En efecto, nos hemos opuesto y nos opondremos a tal proyecto, que desde el punto de vista comercial no es sino una tentativa de bubble contra la candidez de los capitales noveleros. Además, todos los ingenieros ingleses saben que físicamente la obra es impracticable, a menos de emplear sumas tan enormes, que el negocio resultaría ruinoso. En suma, esta campaña es una de las tentativas de engaño más formidable que se han visto en los tiempos modernos.”

Otra de las vistas de Port Said, con buques anclados en espera de cruzar el Canal.

Otra de las vistas de Port Said, con buques anclados en espera de cruzar el Canal.

Ante esta actitud hiriente, el gobierno de Napoleón III creyó de su deber intervenir; y así el discurso que, según la opinión de los hombres políticos, debía matar los grandes proyectos, fue el que les dio mayor vida. El emperador dirigió a Lesseps una carta afectuosa felicitándolo por su tenacidad y augurándole un buen resultado final. Al mismo tiempo el gabinete de París escribía al de Londres diciendo que si la Gran Bretaña no tenía contra el canal más razones que las expresadas por Lord Palmerston, lo mejor era dejar al porvenir el cuidado de contestar.

Esta y otras varias notas que se cruzaron en poco tiempo, determinaron la conclusión de un acuerdo anglo francés, según el cual ambas potencias se comprometían a no emplear influencia ninguna a favor ni en contra del proyecto, y a dejar a los gobiernos de Turquía y de Egipto pronunciarse libremente. Pero ya se sabe lo que un acto como este significa. Apenas firmado, uno y otro país daban a sus embajadores las instrucciones que correspondían a sus deseos. El representante inglés en Constantinopla, menos discreto que el francés, aseguraba a quien quería oírlo, que jamás se le permitiría al sultán aprobar la concesión del jedive.

(Extracto de datos):
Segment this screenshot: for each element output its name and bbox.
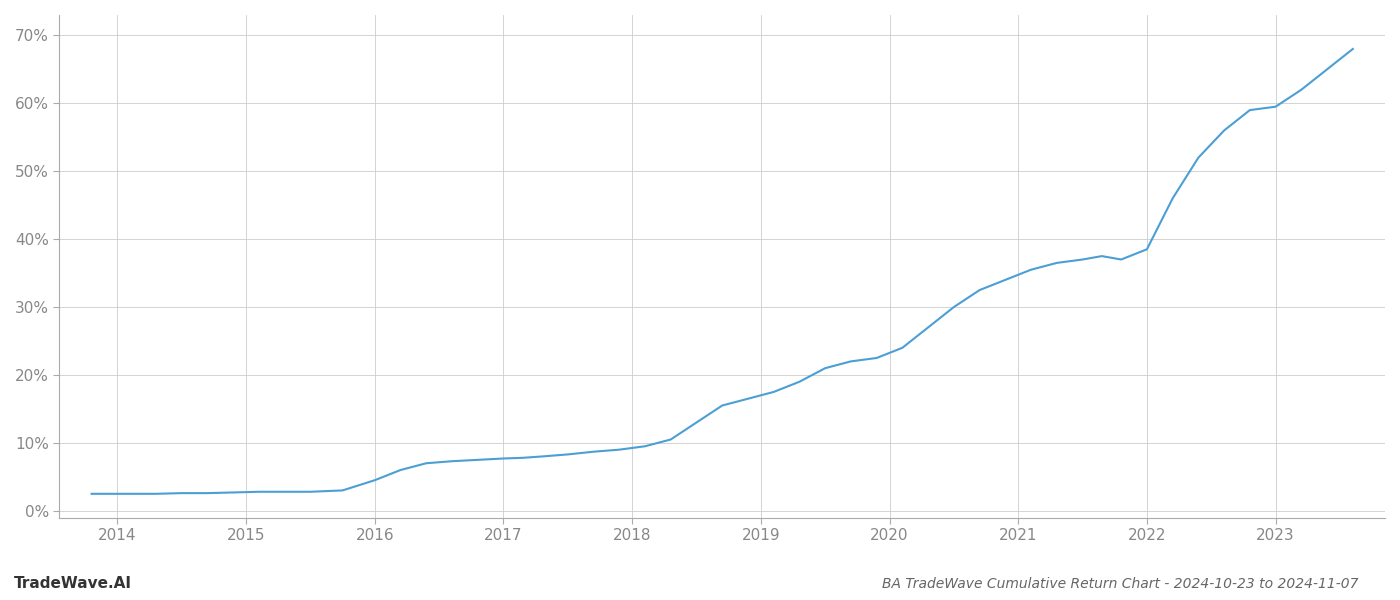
Text: TradeWave.AI: TradeWave.AI [14, 576, 132, 591]
Text: BA TradeWave Cumulative Return Chart - 2024-10-23 to 2024-11-07: BA TradeWave Cumulative Return Chart - 2… [882, 577, 1358, 591]
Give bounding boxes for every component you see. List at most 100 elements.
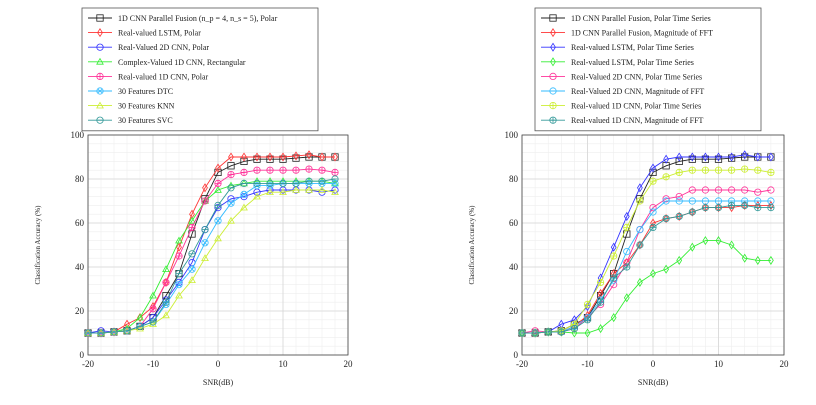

(Tarea asignada 1): Indica si cada afirmación coincide con el pasaje extraído y respalda cada respuesta con las palabras decisivas del pasaje, citadas textualmente: (a) el emperador escribió a Lesseps para felicitarlo por su tenacidad; (b) el acuerdo anglo francés permitía a ambas potencias influir a favor del proyecto; (c) el representante francés en Constantinopla era menos discreto que el inglés.
(Tarea asignada 2): Según el pasaje extraído, ¿a qué gobiernos debían dejar pronunciarse libremente las dos potencias conforme al acuerdo anglo francés?
Responde basándote únicamente en el pasaje extraído.

(Resultado 1):
(a) Sí: "El emperador dirigió a Lesseps una carta afectuosa felicitándolo por su tenacidad y augurándole un buen resultado final."
(b) No: "ambas potencias se comprometían a no emplear influencia ninguna a favor ni en contra del proyecto".
(c) No: "El representante inglés en Constantinopla, menos discreto que el francés".

(Resultado 2): A los gobiernos de Turquía y de Egipto.